■ Written request: Look for the word "nSTUDENTS" in the entries below, then copy every line that has it.

Extracts from a graphics dataset:
# # # # #

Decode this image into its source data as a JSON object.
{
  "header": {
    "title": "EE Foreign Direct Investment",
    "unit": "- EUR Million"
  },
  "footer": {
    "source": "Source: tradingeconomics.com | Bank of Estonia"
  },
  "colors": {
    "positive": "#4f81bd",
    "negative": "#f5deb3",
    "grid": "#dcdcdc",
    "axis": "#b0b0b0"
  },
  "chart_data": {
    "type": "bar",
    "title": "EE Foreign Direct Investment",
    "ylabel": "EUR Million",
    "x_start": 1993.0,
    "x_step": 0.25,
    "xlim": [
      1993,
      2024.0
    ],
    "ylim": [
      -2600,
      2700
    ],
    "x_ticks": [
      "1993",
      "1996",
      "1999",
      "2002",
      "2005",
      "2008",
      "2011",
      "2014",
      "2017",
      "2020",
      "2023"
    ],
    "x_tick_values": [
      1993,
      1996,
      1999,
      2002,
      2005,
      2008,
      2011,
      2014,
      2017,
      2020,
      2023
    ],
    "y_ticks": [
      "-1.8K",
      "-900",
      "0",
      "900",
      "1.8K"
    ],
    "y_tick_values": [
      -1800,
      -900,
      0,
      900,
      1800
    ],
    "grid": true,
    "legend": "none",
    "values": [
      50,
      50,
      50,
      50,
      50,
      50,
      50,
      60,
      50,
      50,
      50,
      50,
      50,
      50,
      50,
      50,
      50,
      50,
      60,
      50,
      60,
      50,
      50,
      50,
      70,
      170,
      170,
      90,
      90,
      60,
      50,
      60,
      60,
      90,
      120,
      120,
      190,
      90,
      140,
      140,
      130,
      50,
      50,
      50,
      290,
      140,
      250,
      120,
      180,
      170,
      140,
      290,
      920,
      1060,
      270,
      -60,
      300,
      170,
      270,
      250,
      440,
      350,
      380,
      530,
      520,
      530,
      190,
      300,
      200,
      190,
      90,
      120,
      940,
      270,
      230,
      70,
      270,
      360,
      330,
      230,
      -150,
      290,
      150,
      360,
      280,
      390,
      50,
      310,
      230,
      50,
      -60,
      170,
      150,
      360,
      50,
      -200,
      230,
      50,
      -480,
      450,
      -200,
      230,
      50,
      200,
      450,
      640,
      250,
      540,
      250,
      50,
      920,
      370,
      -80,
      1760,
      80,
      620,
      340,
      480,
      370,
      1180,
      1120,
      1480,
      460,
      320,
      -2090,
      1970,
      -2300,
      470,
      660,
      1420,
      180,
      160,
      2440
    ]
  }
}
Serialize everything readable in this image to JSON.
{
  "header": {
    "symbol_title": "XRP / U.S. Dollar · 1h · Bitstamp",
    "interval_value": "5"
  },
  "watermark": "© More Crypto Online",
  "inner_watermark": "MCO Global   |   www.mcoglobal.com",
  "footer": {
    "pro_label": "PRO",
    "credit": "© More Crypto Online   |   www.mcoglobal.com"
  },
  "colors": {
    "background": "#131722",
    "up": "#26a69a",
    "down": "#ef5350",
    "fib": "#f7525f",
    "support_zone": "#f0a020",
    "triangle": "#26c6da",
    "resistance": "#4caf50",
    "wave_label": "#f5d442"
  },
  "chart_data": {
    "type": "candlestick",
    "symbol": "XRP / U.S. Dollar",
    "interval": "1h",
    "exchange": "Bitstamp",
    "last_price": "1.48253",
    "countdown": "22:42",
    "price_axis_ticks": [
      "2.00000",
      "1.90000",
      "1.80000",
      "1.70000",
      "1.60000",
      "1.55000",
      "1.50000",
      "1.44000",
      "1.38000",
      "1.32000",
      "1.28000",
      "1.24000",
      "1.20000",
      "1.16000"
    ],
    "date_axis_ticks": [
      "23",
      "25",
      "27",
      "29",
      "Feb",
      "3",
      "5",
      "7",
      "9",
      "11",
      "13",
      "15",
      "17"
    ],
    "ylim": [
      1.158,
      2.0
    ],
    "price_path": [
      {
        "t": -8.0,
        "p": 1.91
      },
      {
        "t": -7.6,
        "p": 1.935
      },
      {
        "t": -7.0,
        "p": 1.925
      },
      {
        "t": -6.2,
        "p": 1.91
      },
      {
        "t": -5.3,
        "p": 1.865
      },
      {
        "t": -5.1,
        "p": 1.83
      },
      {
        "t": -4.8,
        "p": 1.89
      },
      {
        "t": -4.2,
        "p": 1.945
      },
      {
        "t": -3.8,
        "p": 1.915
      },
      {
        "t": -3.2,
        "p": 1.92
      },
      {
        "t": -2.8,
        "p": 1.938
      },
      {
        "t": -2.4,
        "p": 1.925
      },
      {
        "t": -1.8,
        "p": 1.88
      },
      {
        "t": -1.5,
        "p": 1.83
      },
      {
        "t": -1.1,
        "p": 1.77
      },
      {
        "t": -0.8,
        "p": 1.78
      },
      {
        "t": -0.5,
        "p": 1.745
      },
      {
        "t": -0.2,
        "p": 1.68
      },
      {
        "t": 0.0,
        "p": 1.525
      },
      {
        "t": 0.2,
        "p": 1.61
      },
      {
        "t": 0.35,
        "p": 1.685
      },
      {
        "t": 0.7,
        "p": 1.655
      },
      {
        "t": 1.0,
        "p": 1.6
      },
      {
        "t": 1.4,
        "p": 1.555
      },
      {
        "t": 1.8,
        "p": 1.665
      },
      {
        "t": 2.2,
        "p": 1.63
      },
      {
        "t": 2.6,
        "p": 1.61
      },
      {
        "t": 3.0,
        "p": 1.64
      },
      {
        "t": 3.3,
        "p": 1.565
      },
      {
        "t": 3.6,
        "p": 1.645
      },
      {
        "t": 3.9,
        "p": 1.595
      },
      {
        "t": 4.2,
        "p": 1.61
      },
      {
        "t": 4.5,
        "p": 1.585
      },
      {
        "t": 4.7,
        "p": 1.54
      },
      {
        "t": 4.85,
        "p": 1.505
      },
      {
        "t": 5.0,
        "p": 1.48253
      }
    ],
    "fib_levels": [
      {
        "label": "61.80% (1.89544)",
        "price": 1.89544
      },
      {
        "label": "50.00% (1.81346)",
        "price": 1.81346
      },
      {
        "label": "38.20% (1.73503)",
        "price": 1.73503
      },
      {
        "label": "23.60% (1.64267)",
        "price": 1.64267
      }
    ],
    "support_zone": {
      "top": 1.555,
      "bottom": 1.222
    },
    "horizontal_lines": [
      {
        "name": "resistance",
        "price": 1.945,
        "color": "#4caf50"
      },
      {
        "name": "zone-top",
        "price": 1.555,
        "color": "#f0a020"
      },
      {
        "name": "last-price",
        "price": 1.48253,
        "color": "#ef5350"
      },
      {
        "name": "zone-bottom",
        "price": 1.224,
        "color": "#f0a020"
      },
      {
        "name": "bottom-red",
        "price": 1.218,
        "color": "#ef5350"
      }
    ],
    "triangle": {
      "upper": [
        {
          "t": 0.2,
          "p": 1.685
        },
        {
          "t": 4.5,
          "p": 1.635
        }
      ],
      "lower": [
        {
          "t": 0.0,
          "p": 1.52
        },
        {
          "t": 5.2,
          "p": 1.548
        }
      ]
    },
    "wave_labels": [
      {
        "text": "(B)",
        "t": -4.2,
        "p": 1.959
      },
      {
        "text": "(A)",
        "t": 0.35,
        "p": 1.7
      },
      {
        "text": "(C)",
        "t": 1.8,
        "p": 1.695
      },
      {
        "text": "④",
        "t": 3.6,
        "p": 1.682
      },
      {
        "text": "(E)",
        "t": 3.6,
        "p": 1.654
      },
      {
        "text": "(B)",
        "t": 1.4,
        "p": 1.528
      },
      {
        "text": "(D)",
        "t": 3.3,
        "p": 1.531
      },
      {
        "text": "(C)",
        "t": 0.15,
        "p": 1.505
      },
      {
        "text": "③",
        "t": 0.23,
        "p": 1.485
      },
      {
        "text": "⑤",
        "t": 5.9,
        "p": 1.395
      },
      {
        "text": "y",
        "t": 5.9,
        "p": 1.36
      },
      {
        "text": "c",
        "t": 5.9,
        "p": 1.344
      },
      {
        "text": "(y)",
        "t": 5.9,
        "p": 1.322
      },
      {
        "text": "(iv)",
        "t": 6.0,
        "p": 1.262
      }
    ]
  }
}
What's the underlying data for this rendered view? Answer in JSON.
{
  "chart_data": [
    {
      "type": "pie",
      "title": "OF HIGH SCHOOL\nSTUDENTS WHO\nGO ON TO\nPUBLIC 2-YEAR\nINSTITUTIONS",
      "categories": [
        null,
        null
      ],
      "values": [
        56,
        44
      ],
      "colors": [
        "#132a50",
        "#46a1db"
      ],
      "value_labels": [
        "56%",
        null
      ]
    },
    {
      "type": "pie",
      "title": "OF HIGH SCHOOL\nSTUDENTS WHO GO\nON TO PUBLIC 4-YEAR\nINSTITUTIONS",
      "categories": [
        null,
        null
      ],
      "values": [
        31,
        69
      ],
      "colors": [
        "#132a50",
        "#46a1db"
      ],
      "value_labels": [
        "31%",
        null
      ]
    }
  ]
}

# # # # #

■ Task answer:
      "title": "OF HIGH SCHOOL\nSTUDENTS WHO\nGO ON TO\nPUBLIC 2-YEAR\nINSTITUTIONS",
      "title": "OF HIGH SCHOOL\nSTUDENTS WHO GO\nON TO PUBLIC 4-YEAR\nINSTITUTIONS",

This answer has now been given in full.